Locate the string "Equity" in the listing below. Copy every line where it is found.
○ ○ ○ ○ ○ ○ ○
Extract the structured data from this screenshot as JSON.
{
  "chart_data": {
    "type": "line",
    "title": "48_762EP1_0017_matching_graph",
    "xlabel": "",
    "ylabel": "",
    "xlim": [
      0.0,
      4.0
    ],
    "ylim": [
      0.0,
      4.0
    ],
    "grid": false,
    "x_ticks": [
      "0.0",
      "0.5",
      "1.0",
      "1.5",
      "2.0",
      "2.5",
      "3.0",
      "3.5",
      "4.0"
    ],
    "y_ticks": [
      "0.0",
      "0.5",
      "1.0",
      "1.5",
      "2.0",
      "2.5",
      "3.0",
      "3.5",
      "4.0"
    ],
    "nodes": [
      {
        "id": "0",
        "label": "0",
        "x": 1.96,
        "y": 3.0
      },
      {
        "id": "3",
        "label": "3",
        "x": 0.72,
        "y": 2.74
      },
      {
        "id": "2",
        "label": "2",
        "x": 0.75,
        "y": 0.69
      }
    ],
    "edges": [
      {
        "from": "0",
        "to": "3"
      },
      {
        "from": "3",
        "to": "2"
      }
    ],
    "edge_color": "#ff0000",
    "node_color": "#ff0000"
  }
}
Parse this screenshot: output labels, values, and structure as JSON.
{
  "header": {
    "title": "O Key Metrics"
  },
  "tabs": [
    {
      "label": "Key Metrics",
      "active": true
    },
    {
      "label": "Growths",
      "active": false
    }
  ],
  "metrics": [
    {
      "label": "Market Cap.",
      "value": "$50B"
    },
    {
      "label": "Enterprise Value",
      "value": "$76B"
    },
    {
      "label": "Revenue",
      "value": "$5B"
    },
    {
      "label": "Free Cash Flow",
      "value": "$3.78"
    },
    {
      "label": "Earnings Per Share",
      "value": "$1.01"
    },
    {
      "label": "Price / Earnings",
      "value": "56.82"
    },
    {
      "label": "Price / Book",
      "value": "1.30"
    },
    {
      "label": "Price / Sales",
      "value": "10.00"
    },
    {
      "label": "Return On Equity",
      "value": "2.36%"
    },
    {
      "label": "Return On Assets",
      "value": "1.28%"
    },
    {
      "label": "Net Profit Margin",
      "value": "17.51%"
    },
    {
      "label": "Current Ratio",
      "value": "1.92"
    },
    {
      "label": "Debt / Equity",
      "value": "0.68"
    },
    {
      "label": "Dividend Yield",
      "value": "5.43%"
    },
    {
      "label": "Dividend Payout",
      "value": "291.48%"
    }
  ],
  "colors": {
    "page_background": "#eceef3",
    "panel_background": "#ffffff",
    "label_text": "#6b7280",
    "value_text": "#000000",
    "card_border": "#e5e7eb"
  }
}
○ ○ ○ ○ ○ ○ ○
_COMPLETE OUTPUT_
      "label": "Return On Equity",
      "label": "Debt / Equity",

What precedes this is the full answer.